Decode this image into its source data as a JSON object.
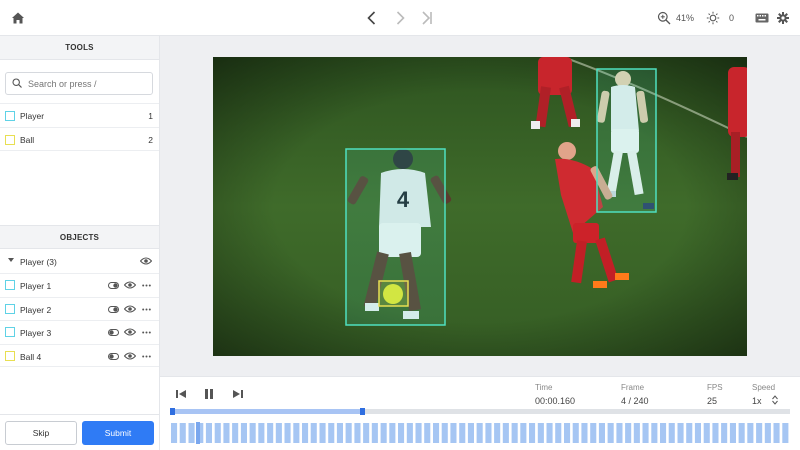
{
  "topbar": {
    "zoom_label": "41%",
    "brightness_value": "0",
    "icons": [
      "home-icon",
      "chevron-left-icon",
      "chevron-right-icon",
      "skip-to-end-icon",
      "zoom-icon",
      "brightness-icon",
      "keyboard-icon",
      "gear-icon"
    ]
  },
  "tools": {
    "header": "TOOLS",
    "search_placeholder": "Search or press /",
    "items": [
      {
        "label": "Player",
        "shortcut": "1",
        "color": "#5fd2e6"
      },
      {
        "label": "Ball",
        "shortcut": "2",
        "color": "#e8df52"
      }
    ]
  },
  "objects": {
    "header": "OBJECTS",
    "group_label": "Player (3)",
    "items": [
      {
        "label": "Player 1",
        "color": "#5fd2e6"
      },
      {
        "label": "Player 2",
        "color": "#5fd2e6"
      },
      {
        "label": "Player 3",
        "color": "#5fd2e6"
      },
      {
        "label": "Ball 4",
        "color": "#e8df52"
      }
    ]
  },
  "actions": {
    "skip_label": "Skip",
    "submit_label": "Submit"
  },
  "playback": {
    "time_label": "Time",
    "time_value": "00:00.160",
    "frame_label": "Frame",
    "frame_value": "4 / 240",
    "fps_label": "FPS",
    "fps_value": "25",
    "speed_label": "Speed",
    "speed_value": "1x",
    "progress_fraction": 0.31,
    "current_frame": 4,
    "total_frames": 240
  },
  "colors": {
    "accent": "#2f7bf5",
    "player_box": "#4fe0c0",
    "ball_box": "#e8df52",
    "pitch": "#3f6b2a"
  }
}
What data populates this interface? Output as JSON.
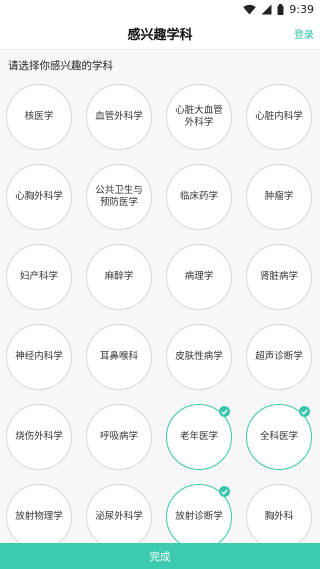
{
  "status_bar": {
    "time": "9:39"
  },
  "header": {
    "title": "感兴趣学科",
    "login_label": "登录"
  },
  "prompt": "请选择你感兴趣的学科",
  "subjects": [
    {
      "label": "核医学",
      "selected": false
    },
    {
      "label": "血管外科学",
      "selected": false
    },
    {
      "label": "心脏大血管外科学",
      "selected": false
    },
    {
      "label": "心脏内科学",
      "selected": false
    },
    {
      "label": "心胸外科学",
      "selected": false
    },
    {
      "label": "公共卫生与预防医学",
      "selected": false
    },
    {
      "label": "临床药学",
      "selected": false
    },
    {
      "label": "肿瘤学",
      "selected": false
    },
    {
      "label": "妇产科学",
      "selected": false
    },
    {
      "label": "麻醉学",
      "selected": false
    },
    {
      "label": "病理学",
      "selected": false
    },
    {
      "label": "肾脏病学",
      "selected": false
    },
    {
      "label": "神经内科学",
      "selected": false
    },
    {
      "label": "耳鼻喉科",
      "selected": false
    },
    {
      "label": "皮肤性病学",
      "selected": false
    },
    {
      "label": "超声诊断学",
      "selected": false
    },
    {
      "label": "烧伤外科学",
      "selected": false
    },
    {
      "label": "呼吸病学",
      "selected": false
    },
    {
      "label": "老年医学",
      "selected": true
    },
    {
      "label": "全科医学",
      "selected": true
    },
    {
      "label": "放射物理学",
      "selected": false
    },
    {
      "label": "泌尿外科学",
      "selected": false
    },
    {
      "label": "放射诊断学",
      "selected": true
    },
    {
      "label": "胸外科",
      "selected": false
    }
  ],
  "footer": {
    "done_label": "完成"
  },
  "colors": {
    "accent": "#3ccbb0",
    "border": "#d6d6d6"
  }
}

◇ ◇ ◇ ◇

** PROBLEM DETAILS **
Among the entries above, identify all lines with "data" and copy them.

** REPLY **
Decode this image into its source data as a JSON object.
What data populates this interface? Output as JSON.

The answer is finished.